What the task asks: Could you format the material below as a JSON list of strings, one string per line, leaving out any blank lines?

Dataset records:
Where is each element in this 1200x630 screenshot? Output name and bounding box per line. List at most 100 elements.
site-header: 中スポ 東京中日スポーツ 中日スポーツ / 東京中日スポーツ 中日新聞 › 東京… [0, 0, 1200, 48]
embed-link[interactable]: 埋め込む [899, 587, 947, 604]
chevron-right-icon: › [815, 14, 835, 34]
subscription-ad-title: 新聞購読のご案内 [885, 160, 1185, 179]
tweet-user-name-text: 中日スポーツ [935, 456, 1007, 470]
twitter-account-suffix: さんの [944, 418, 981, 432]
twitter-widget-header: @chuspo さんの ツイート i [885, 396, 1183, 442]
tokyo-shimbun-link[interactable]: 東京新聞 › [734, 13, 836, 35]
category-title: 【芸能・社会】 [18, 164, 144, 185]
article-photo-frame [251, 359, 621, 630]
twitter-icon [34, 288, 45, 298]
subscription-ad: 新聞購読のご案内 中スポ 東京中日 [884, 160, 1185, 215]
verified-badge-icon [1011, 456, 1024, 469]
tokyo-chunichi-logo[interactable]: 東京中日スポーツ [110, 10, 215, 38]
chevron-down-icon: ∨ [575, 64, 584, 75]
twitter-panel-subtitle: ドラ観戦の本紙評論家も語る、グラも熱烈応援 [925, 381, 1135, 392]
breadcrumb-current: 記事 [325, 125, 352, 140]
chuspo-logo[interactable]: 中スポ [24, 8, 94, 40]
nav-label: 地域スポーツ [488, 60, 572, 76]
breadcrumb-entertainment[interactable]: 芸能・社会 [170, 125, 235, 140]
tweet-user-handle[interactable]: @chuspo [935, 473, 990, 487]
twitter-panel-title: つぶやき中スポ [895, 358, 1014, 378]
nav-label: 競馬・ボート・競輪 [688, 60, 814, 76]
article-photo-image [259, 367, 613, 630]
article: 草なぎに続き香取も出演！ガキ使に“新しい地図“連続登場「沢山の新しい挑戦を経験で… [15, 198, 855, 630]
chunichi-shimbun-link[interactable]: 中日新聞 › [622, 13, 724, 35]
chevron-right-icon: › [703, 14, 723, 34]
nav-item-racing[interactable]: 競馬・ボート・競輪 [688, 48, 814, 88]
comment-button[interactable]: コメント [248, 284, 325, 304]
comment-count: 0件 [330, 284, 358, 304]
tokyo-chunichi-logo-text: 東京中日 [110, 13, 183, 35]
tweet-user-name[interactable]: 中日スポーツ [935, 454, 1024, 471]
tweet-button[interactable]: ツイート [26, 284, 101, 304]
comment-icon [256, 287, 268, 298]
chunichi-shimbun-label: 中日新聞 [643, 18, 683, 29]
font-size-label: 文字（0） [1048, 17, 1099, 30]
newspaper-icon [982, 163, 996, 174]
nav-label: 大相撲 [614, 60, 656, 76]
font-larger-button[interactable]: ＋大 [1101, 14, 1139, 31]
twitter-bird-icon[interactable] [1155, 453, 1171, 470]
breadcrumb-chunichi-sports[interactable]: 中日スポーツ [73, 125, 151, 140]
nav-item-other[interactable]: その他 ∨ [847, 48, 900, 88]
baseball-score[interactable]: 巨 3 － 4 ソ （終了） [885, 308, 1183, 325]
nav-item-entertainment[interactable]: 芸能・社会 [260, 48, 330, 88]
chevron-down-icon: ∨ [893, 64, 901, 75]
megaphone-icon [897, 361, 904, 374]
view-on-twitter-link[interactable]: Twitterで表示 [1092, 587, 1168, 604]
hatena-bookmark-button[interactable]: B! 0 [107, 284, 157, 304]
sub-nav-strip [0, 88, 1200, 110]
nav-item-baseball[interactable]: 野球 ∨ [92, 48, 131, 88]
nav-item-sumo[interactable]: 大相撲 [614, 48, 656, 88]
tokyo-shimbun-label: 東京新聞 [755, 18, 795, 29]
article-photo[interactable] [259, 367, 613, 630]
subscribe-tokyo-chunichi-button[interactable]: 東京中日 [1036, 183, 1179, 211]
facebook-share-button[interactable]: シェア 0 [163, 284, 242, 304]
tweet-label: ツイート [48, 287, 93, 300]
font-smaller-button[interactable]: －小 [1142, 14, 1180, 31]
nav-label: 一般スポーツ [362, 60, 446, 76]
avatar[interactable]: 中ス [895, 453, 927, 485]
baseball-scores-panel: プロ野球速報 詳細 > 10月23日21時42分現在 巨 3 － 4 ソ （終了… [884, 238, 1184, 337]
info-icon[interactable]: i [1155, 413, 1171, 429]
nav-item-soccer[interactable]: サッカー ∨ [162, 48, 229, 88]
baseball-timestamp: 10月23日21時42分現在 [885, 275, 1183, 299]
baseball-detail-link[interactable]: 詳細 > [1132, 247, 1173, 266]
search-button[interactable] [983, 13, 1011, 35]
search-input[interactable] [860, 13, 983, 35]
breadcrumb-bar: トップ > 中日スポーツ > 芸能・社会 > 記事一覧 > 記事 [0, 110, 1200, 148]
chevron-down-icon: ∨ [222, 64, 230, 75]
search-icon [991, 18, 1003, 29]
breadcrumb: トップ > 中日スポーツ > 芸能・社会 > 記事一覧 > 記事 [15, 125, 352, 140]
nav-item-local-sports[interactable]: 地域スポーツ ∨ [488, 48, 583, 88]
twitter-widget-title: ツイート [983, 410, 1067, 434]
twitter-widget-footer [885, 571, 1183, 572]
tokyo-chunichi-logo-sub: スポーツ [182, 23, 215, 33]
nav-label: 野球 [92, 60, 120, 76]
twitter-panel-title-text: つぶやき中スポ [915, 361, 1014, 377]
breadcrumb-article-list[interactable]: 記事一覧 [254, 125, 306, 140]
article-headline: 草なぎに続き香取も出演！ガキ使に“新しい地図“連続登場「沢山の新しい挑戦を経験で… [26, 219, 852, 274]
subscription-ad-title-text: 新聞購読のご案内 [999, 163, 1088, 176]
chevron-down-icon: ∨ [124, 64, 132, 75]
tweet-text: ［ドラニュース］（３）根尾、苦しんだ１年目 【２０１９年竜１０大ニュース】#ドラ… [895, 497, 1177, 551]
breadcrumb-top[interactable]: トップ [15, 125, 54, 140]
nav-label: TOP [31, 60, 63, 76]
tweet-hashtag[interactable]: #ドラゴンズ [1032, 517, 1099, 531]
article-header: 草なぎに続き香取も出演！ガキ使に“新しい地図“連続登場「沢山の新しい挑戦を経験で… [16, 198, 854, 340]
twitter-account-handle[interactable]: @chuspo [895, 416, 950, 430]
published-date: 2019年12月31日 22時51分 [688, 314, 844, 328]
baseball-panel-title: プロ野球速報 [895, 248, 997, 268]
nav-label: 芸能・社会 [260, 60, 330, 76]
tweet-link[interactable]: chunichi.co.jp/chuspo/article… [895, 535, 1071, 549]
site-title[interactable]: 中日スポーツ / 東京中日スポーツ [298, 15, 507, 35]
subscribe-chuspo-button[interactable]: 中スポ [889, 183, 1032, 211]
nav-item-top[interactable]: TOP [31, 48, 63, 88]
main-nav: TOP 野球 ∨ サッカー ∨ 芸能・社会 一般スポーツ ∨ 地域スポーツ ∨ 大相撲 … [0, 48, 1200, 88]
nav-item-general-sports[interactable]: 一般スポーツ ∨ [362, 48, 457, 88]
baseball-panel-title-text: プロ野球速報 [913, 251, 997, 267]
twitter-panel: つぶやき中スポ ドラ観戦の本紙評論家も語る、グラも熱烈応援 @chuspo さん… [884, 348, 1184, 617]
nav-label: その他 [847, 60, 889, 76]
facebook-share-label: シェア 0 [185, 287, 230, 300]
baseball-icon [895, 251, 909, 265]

Solution for this task:
[
  "Where is each element in this 1200x630 screenshot? Output name and bounding box per line. List at most 100 elements.",
  "site-header: 中スポ 東京中日スポーツ 中日スポーツ / 東京中日スポーツ 中日新聞 › 東京… [0, 0, 1200, 48]",
  "embed-link[interactable]: 埋め込む [899, 587, 947, 604]",
  "chevron-right-icon: › [815, 14, 835, 34]",
  "subscription-ad-title: 新聞購読のご案内 [885, 160, 1185, 179]",
  "tweet-user-name-text: 中日スポーツ [935, 456, 1007, 470]",
  "twitter-account-suffix: さんの [944, 418, 981, 432]",
  "twitter-widget-header: @chuspo さんの ツイート i [885, 396, 1183, 442]",
  "tokyo-shimbun-link[interactable]: 東京新聞 › [734, 13, 836, 35]",
  "category-title: 【芸能・社会】 [18, 164, 144, 185]",
  "article-photo-frame [251, 359, 621, 630]",
  "twitter-icon [34, 288, 45, 298]",
  "subscription-ad: 新聞購読のご案内 中スポ 東京中日 [884, 160, 1185, 215]",
  "verified-badge-icon [1011, 456, 1024, 469]",
  "tokyo-chunichi-logo[interactable]: 東京中日スポーツ [110, 10, 215, 38]",
  "chevron-down-icon: ∨ [575, 64, 584, 75]",
  "twitter-panel-subtitle: ドラ観戦の本紙評論家も語る、グラも熱烈応援 [925, 381, 1135, 392]",
  "breadcrumb-current: 記事 [325, 125, 352, 140]",
  "chuspo-logo[interactable]: 中スポ [24, 8, 94, 40]",
  "nav-label: 地域スポーツ [488, 60, 572, 76]",
  "breadcrumb-entertainment[interactable]: 芸能・社会 [170, 125, 235, 140]",
  "tweet-user-handle[interactable]: @chuspo [935, 473, 990, 487]",
  "twitter-panel-title: つぶやき中スポ [895, 358, 1014, 378]",
  "nav-label: 競馬・ボート・競輪 [688, 60, 814, 76]",
  "article-photo-image [259, 367, 613, 630]",
  "article: 草なぎに続き香取も出演！ガキ使に“新しい地図“連続登場「沢山の新しい挑戦を経験で… [15, 198, 855, 630]",
  "chunichi-shimbun-link[interactable]: 中日新聞 › [622, 13, 724, 35]",
  "chevron-right-icon: › [703, 14, 723, 34]",
  "nav-item-racing[interactable]: 競馬・ボート・競輪 [688, 48, 814, 88]",
  "comment-button[interactable]: コメント [248, 284, 325, 304]",
  "comment-count: 0件 [330, 284, 358, 304]",
  "tokyo-chunichi-logo-text: 東京中日 [110, 13, 183, 35]",
  "tweet-user-name[interactable]: 中日スポーツ [935, 454, 1024, 471]",
  "tweet-button[interactable]: ツイート [26, 284, 101, 304]",
  "comment-icon [256, 287, 268, 298]",
  "chunichi-shimbun-label: 中日新聞 [643, 18, 683, 29]",
  "font-size-label: 文字（0） [1048, 17, 1099, 30]",
  "newspaper-icon [982, 163, 996, 174]",
  "nav-label: 大相撲 [614, 60, 656, 76]",
  "font-larger-button[interactable]: ＋大 [1101, 14, 1139, 31]",
  "twitter-bird-icon[interactable] [1155, 453, 1171, 470]",
  "breadcrumb-chunichi-sports[interactable]: 中日スポーツ [73, 125, 151, 140]",
  "nav-item-other[interactable]: その他 ∨ [847, 48, 900, 88]",
  "baseball-score[interactable]: 巨 3 － 4 ソ （終了） [885, 308, 1183, 325]",
  "nav-item-entertainment[interactable]: 芸能・社会 [260, 48, 330, 88]",
  "chevron-down-icon: ∨ [893, 64, 901, 75]",
  "megaphone-icon [897, 361, 904, 374]",
  "view-on-twitter-link[interactable]: Twitterで表示 [1092, 587, 1168, 604]",
  "hatena-bookmark-button[interactable]: B! 0 [107, 284, 157, 304]",
  "sub-nav-strip [0, 88, 1200, 110]",
  "nav-item-baseball[interactable]: 野球 ∨ [92, 48, 131, 88]",
  "nav-item-sumo[interactable]: 大相撲 [614, 48, 656, 88]",
  "tokyo-shimbun-label: 東京新聞 [755, 18, 795, 29]",
  "article-photo[interactable] [259, 367, 613, 630]",
  "subscribe-tokyo-chunichi-button[interactable]: 東京中日 [1036, 183, 1179, 211]",
  "facebook-share-button[interactable]: シェア 0 [163, 284, 242, 304]",
  "tweet-label: ツイート [48, 287, 93, 300]",
  "font-smaller-button[interactable]: －小 [1142, 14, 1180, 31]",
  "nav-label: 一般スポーツ [362, 60, 446, 76]",
  "avatar[interactable]: 中ス [895, 453, 927, 485]",
  "baseball-scores-panel: プロ野球速報 詳細 > 10月23日21時42分現在 巨 3 － 4 ソ （終了… [884, 238, 1184, 337]",
  "info-icon[interactable]: i [1155, 413, 1171, 429]",
  "nav-item-soccer[interactable]: サッカー ∨ [162, 48, 229, 88]",
  "baseball-timestamp: 10月23日21時42分現在 [885, 275, 1183, 299]",
  "baseball-detail-link[interactable]: 詳細 > [1132, 247, 1173, 266]",
  "search-button[interactable] [983, 13, 1011, 35]",
  "search-input[interactable] [860, 13, 983, 35]",
  "breadcrumb-bar: トップ > 中日スポーツ > 芸能・社会 > 記事一覧 > 記事 [0, 110, 1200, 148]",
  "chevron-down-icon: ∨ [222, 64, 230, 75]",
  "search-icon [991, 18, 1003, 29]",
  "breadcrumb: トップ > 中日スポーツ > 芸能・社会 > 記事一覧 > 記事 [15, 125, 352, 140]",
  "nav-item-local-sports[interactable]: 地域スポーツ ∨ [488, 48, 583, 88]",
  "twitter-widget-title: ツイート [983, 410, 1067, 434]",
  "twitter-widget-footer [885, 571, 1183, 572]",
  "tokyo-chunichi-logo-sub: スポーツ [182, 23, 215, 33]",
  "nav-label: 野球 [92, 60, 120, 76]",
  "twitter-panel-title-text: つぶやき中スポ [915, 361, 1014, 377]",
  "breadcrumb-article-list[interactable]: 記事一覧 [254, 125, 306, 140]",
  "article-headline: 草なぎに続き香取も出演！ガキ使に“新しい地図“連続登場「沢山の新しい挑戦を経験で… [26, 219, 852, 274]",
  "subscription-ad-title-text: 新聞購読のご案内 [999, 163, 1088, 176]",
  "chevron-down-icon: ∨ [124, 64, 132, 75]",
  "tweet-text: ［ドラニュース］（３）根尾、苦しんだ１年目 【２０１９年竜１０大ニュース】#ドラ… [895, 497, 1177, 551]",
  "breadcrumb-top[interactable]: トップ [15, 125, 54, 140]",
  "nav-label: TOP [31, 60, 63, 76]",
  "tweet-hashtag[interactable]: #ドラゴンズ [1032, 517, 1099, 531]",
  "article-header: 草なぎに続き香取も出演！ガキ使に“新しい地図“連続登場「沢山の新しい挑戦を経験で… [16, 198, 854, 340]",
  "twitter-account-handle[interactable]: @chuspo [895, 416, 950, 430]",
  "published-date: 2019年12月31日 22時51分 [688, 314, 844, 328]",
  "baseball-panel-title: プロ野球速報 [895, 248, 997, 268]",
  "nav-label: 芸能・社会 [260, 60, 330, 76]",
  "tweet-link[interactable]: chunichi.co.jp/chuspo/article… [895, 535, 1071, 549]",
  "site-title[interactable]: 中日スポーツ / 東京中日スポーツ [298, 15, 507, 35]",
  "subscribe-chuspo-button[interactable]: 中スポ [889, 183, 1032, 211]",
  "nav-item-top[interactable]: TOP [31, 48, 63, 88]",
  "main-nav: TOP 野球 ∨ サッカー ∨ 芸能・社会 一般スポーツ ∨ 地域スポーツ ∨ 大相撲 … [0, 48, 1200, 88]",
  "nav-item-general-sports[interactable]: 一般スポーツ ∨ [362, 48, 457, 88]",
  "baseball-panel-title-text: プロ野球速報 [913, 251, 997, 267]",
  "twitter-panel: つぶやき中スポ ドラ観戦の本紙評論家も語る、グラも熱烈応援 @chuspo さん… [884, 348, 1184, 617]",
  "nav-label: その他 [847, 60, 889, 76]",
  "facebook-share-label: シェア 0 [185, 287, 230, 300]",
  "baseball-icon [895, 251, 909, 265]"
]